-- WORK TO BE COMPLETED --
Can you find the lines of the listing that include "natychmiast" and copy every one?

-- ENTRIES SUPPLIED --
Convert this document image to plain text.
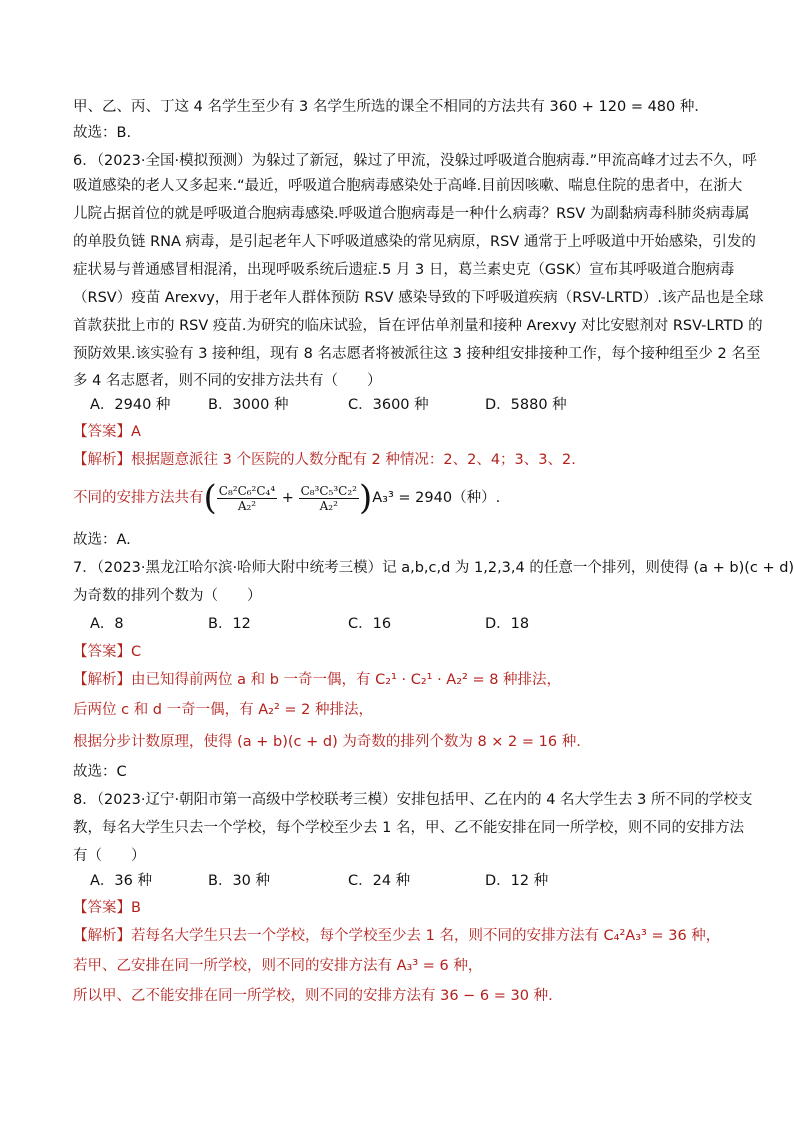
甲、乙、丙、丁这 4 名学生至少有 3 名学生所选的课全不相同的方法共有 360 + 120 = 480 种．
故选：B.
6．（2023·全国·模拟预测）为躲过了新冠，躲过了甲流，没躲过呼吸道合胞病毒.”甲流高峰才过去不久，呼
吸道感染的老人又多起来.“最近，呼吸道合胞病毒感染处于高峰.目前因咳嗽、喘息住院的患者中，在浙大
儿院占据首位的就是呼吸道合胞病毒感染.呼吸道合胞病毒是一种什么病毒？RSV 为副黏病毒科肺炎病毒属
的单股负链 RNA 病毒，是引起老年人下呼吸道感染的常见病原，RSV 通常于上呼吸道中开始感染，引发的
症状易与普通感冒相混淆，出现呼吸系统后遗症.5 月 3 日，葛兰素史克（GSK）宣布其呼吸道合胞病毒
（RSV）疫苗 Arexvy，用于老年人群体预防 RSV 感染导致的下呼吸道疾病（RSV-LRTD）.该产品也是全球
首款获批上市的 RSV 疫苗.为研究的临床试验，旨在评估单剂量和接种 Arexvy 对比安慰剂对 RSV-LRTD 的
预防效果.该实验有 3 接种组，现有 8 名志愿者将被派往这 3 接种组安排接种工作，每个接种组至少 2 名至
多 4 名志愿者，则不同的安排方法共有（　　）
A．2940 种	B．3000 种	C．3600 种	D．5880 种
【答案】A
【解析】根据题意派往 3 个医院的人数分配有 2 种情况：2、2、4；3、3、2.
不同的安排方法共有( $\frac{\text{C₈²C₆²C₄⁴}}{\text{A₂²}} + \frac{\text{C₈³C₅³C₂²}}{\text{A₂²}} )A_3^3 = 2940$（种）.
故选：A.
7．（2023·黑龙江哈尔滨·哈师大附中统考三模）记 a,b,c,d 为 1,2,3,4 的任意一个排列，则使得 (a + b)(c + d)
为奇数的排列个数为（　　）
A．8	B．12	C．16	D．18
【答案】C
【解析】由已知得前两位 a 和 b 一奇一偶，有 C₂¹ · C₂¹ · A₂² = 8 种排法，
后两位 c 和 d 一奇一偶，有 A₂² = 2 种排法，
根据分步计数原理，使得 (a + b)(c + d) 为奇数的排列个数为 8 × 2 = 16 种.
故选：C
8．（2023·辽宁·朝阳市第一高级中学校联考三模）安排包括甲、乙在内的 4 名大学生去 3 所不同的学校支
教，每名大学生只去一个学校，每个学校至少去 1 名，甲、乙不能安排在同一所学校，则不同的安排方法
有（　　）
A．36 种	B．30 种	C．24 种	D．12 种
【答案】B
【解析】若每名大学生只去一个学校，每个学校至少去 1 名，则不同的安排方法有 C₄²A₃³ = 36 种，
若甲、乙安排在同一所学校，则不同的安排方法有 A₃³ = 6 种，
所以甲、乙不能安排在同一所学校，则不同的安排方法有 36 − 6 = 30 种.
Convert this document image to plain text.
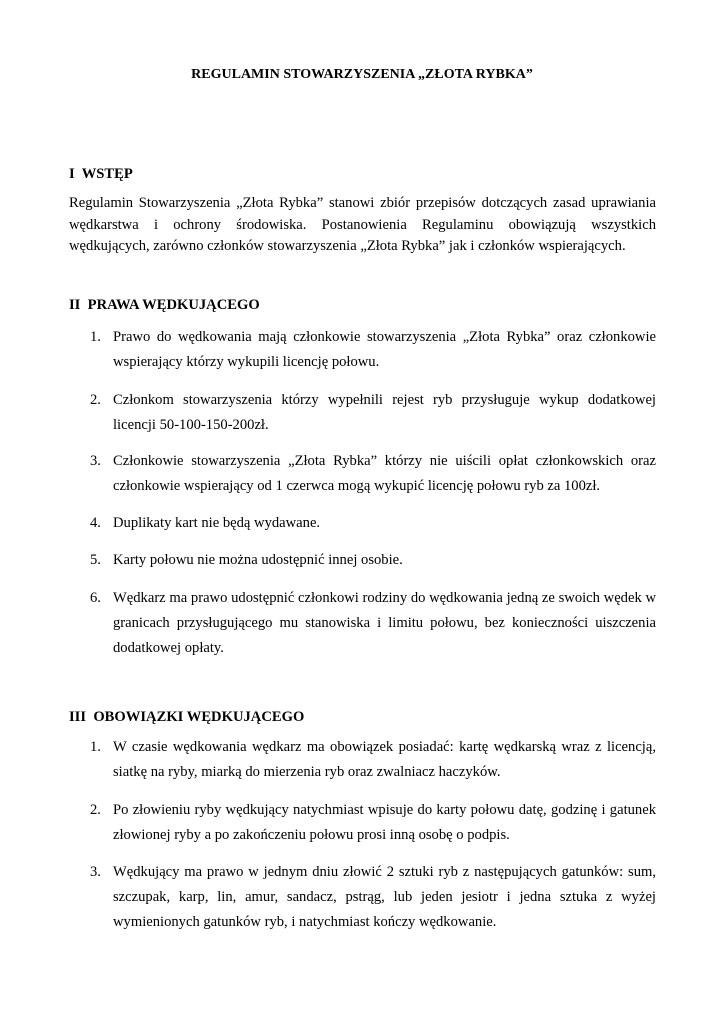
REGULAMIN STOWARZYSZENIA „ZŁOTA RYBKA”
I  WSTĘP
Regulamin Stowarzyszenia „Złota Rybka” stanowi zbiór przepisów dotczących zasad uprawiania wędkarstwa i ochrony środowiska. Postanowienia Regulaminu obowiązują wszystkich wędkujących, zarówno członków stowarzyszenia „Złota Rybka” jak i członków wspierających.
II  PRAWA WĘDKUJĄCEGO
1. Prawo do wędkowania mają członkowie stowarzyszenia „Złota Rybka” oraz członkowie wspierający którzy wykupili licencję połowu.
2. Członkom stowarzyszenia którzy wypełnili rejest ryb przysługuje wykup dodatkowej licencji 50-100-150-200zł.
3. Członkowie stowarzyszenia „Złota Rybka” którzy nie uiścili opłat członkowskich oraz członkowie wspierający od 1 czerwca mogą wykupić licencję połowu ryb za 100zł.
4. Duplikaty kart nie będą wydawane.
5. Karty połowu nie można udostępnić innej osobie.
6. Wędkarz ma prawo udostępnić członkowi rodziny do wędkowania jedną ze swoich wędek w granicach przysługującego mu stanowiska i limitu połowu, bez konieczności uiszczenia dodatkowej opłaty.
III  OBOWIĄZKI WĘDKUJĄCEGO
1. W czasie wędkowania wędkarz ma obowiązek posiadać: kartę wędkarską wraz z licencją, siatkę na ryby, miarką do mierzenia ryb oraz zwalniacz haczyków.
2. Po złowieniu ryby wędkujący natychmiast wpisuje do karty połowu datę, godzinę i gatunek złowionej ryby a po zakończeniu połowu prosi inną osobę o podpis.
3. Wędkujący ma prawo w jednym dniu złowić 2 sztuki ryb z następujących gatunków: sum, szczupak, karp, lin, amur, sandacz, pstrąg, lub jeden jesiotr i jedna sztuka z wyżej wymienionych gatunków ryb, i natychmiast kończy wędkowanie.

-- EXERCISE ANSWER --
2. Po złowieniu ryby wędkujący natychmiast wpisuje do karty połowu datę, godzinę i gatunek złowionej ryby a po zakończeniu połowu prosi inną osobę o podpis.
3. Wędkujący ma prawo w jednym dniu złowić 2 sztuki ryb z następujących gatunków: sum, szczupak, karp, lin, amur, sandacz, pstrąg, lub jeden jesiotr i jedna sztuka z wyżej wymienionych gatunków ryb, i natychmiast kończy wędkowanie.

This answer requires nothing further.